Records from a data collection
• • • • • • •

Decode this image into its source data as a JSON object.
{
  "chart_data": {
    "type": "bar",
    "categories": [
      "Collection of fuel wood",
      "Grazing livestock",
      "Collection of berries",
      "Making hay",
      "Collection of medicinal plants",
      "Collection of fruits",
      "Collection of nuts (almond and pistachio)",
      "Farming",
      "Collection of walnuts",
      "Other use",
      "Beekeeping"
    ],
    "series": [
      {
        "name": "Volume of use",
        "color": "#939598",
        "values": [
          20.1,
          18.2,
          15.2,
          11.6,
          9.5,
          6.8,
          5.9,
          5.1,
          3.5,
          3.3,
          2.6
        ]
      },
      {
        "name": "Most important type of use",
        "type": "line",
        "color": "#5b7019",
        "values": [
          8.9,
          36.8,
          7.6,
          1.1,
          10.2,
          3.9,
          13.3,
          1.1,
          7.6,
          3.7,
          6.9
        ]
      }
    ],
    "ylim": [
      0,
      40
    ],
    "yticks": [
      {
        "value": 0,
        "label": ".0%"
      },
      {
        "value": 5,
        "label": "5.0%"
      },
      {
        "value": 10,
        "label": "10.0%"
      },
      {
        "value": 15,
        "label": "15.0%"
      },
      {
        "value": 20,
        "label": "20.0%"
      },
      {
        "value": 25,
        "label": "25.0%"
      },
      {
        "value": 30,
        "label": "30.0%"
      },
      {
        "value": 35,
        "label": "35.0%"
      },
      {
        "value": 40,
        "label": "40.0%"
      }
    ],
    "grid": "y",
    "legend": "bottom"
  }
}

• • • • • • •

Written instruction.
From the first line to the last, retype the data exactly.

Answer below.
Decode this image into its source data as a JSON object.
{
  "chart_data": {
    "type": "bar",
    "categories": [
      "Collection of fuel wood",
      "Grazing livestock",
      "Collection of berries",
      "Making hay",
      "Collection of medicinal plants",
      "Collection of fruits",
      "Collection of nuts (almond and pistachio)",
      "Farming",
      "Collection of walnuts",
      "Other use",
      "Beekeeping"
    ],
    "series": [
      {
        "name": "Volume of use",
        "color": "#939598",
        "values": [
          20.1,
          18.2,
          15.2,
          11.6,
          9.5,
          6.8,
          5.9,
          5.1,
          3.5,
          3.3,
          2.6
        ]
      },
      {
        "name": "Most important type of use",
        "type": "line",
        "color": "#5b7019",
        "values": [
          8.9,
          36.8,
          7.6,
          1.1,
          10.2,
          3.9,
          13.3,
          1.1,
          7.6,
          3.7,
          6.9
        ]
      }
    ],
    "ylim": [
      0,
      40
    ],
    "yticks": [
      {
        "value": 0,
        "label": ".0%"
      },
      {
        "value": 5,
        "label": "5.0%"
      },
      {
        "value": 10,
        "label": "10.0%"
      },
      {
        "value": 15,
        "label": "15.0%"
      },
      {
        "value": 20,
        "label": "20.0%"
      },
      {
        "value": 25,
        "label": "25.0%"
      },
      {
        "value": 30,
        "label": "30.0%"
      },
      {
        "value": 35,
        "label": "35.0%"
      },
      {
        "value": 40,
        "label": "40.0%"
      }
    ],
    "grid": "y",
    "legend": "bottom"
  }
}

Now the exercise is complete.